EXERCISE TASK: Select every line holding the word "text" and copy it.

STORED ROWS:
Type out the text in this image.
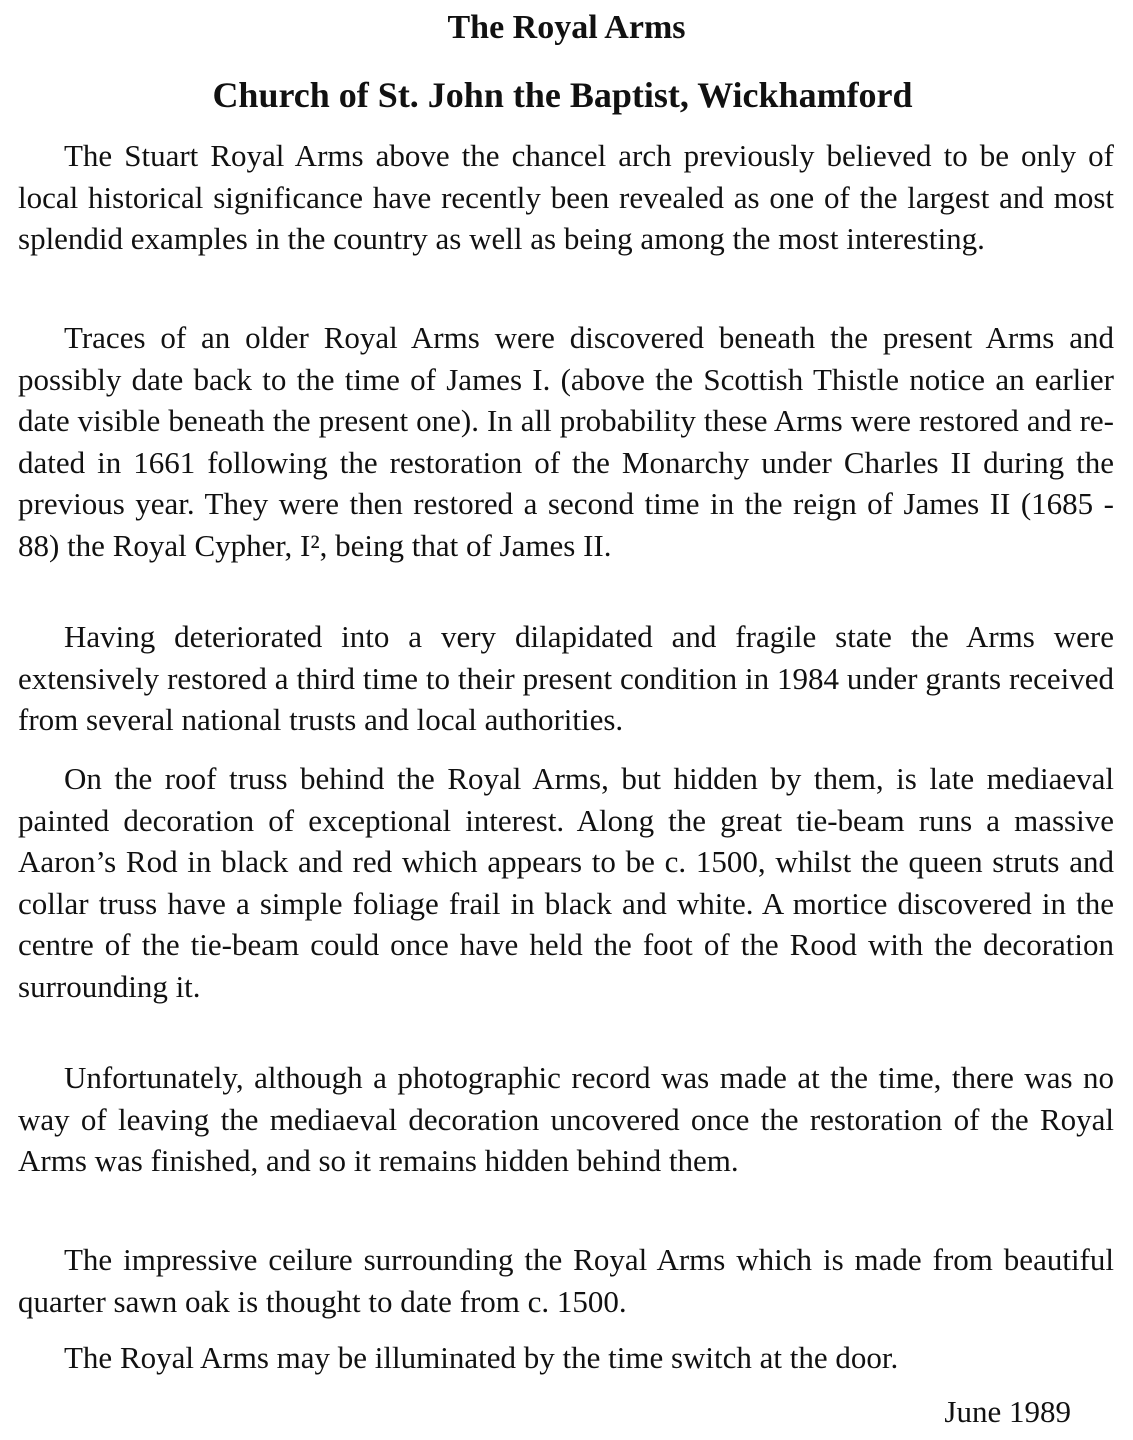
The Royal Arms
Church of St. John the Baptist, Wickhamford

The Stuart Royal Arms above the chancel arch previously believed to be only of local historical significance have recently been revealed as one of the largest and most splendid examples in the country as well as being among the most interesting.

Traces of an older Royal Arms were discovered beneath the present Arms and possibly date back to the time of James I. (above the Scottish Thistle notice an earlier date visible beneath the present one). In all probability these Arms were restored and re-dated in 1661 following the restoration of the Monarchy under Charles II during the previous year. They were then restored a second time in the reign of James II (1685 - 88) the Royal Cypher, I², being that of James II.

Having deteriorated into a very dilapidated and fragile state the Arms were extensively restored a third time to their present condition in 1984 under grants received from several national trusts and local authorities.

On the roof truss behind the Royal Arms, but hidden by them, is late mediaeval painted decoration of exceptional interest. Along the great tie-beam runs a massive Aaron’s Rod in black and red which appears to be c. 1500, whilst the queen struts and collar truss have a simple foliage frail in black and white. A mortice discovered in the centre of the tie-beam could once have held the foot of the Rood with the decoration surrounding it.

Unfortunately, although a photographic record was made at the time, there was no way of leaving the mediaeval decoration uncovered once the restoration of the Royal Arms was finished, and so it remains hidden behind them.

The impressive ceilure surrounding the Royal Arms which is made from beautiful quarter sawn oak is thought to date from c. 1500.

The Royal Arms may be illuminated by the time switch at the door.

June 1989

...

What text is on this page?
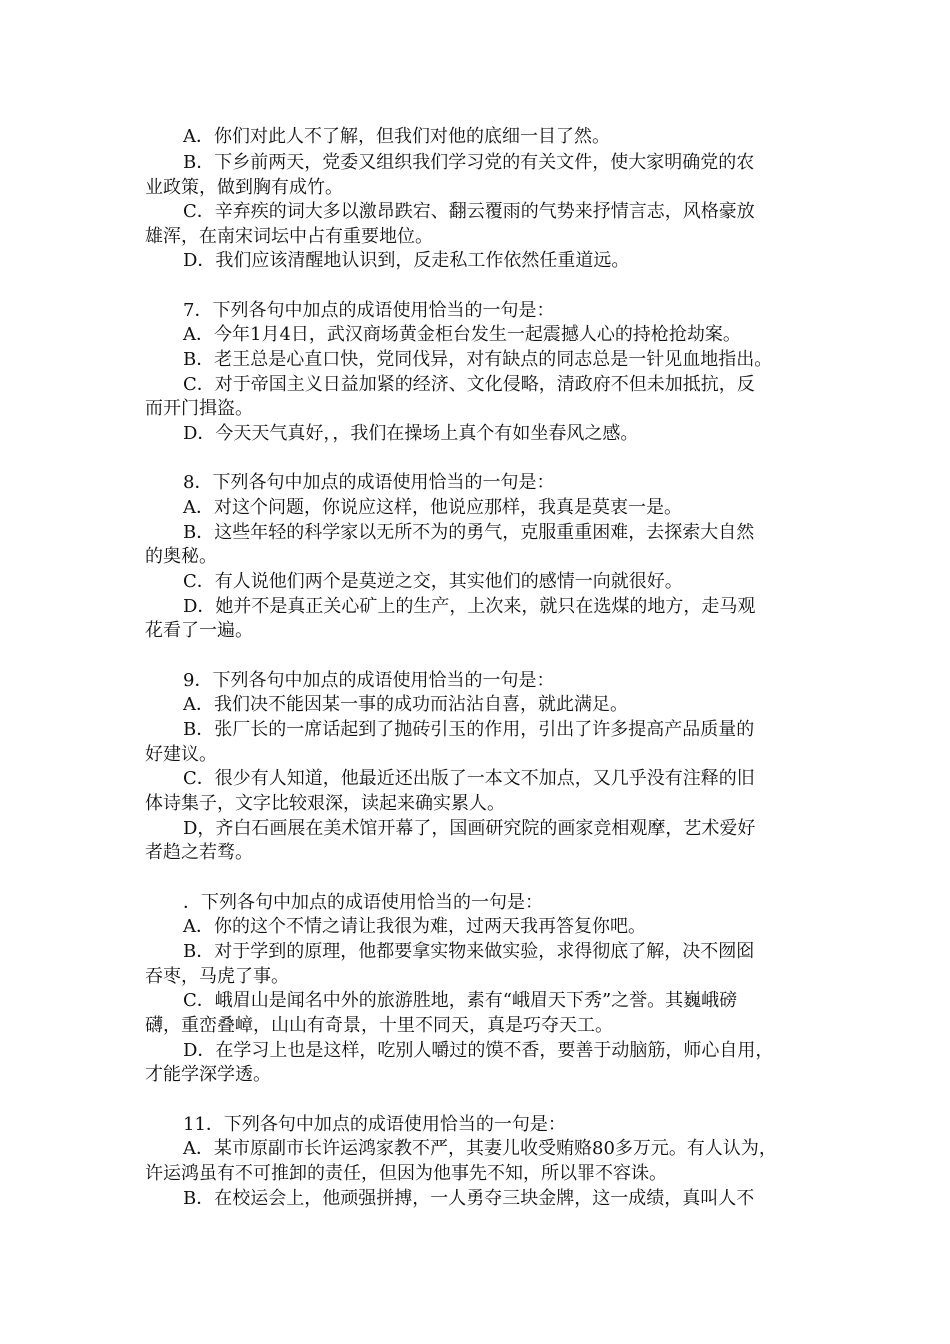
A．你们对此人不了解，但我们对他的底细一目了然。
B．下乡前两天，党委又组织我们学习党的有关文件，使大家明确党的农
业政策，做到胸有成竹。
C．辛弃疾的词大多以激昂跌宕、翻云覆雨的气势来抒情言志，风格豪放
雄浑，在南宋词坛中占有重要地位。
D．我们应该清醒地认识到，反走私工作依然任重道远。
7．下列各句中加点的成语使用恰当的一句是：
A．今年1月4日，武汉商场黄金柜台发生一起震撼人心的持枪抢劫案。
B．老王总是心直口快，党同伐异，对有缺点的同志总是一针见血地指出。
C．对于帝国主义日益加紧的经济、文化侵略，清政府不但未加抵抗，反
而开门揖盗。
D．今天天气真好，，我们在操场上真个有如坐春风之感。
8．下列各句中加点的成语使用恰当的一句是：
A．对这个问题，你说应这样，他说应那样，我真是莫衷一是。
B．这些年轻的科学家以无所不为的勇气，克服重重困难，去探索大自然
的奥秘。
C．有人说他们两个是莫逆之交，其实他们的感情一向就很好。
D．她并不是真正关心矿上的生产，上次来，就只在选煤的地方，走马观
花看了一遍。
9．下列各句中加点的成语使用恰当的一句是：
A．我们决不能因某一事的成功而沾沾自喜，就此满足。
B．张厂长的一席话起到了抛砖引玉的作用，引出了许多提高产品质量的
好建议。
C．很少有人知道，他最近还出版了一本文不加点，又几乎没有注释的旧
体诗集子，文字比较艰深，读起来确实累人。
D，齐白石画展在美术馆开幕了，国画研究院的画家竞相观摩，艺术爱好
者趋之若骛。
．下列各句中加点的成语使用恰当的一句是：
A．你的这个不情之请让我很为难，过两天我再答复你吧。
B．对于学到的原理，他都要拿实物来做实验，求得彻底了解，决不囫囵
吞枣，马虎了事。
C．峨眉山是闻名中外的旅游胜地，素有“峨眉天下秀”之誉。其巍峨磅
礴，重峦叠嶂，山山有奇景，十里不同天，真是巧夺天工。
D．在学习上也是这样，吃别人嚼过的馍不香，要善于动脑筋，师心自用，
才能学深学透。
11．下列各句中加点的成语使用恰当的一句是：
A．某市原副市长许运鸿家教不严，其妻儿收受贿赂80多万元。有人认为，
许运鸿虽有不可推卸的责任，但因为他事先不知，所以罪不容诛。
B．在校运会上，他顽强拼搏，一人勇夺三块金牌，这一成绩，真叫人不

THE REPLY:
Type out the text in this image.
What text is on this page?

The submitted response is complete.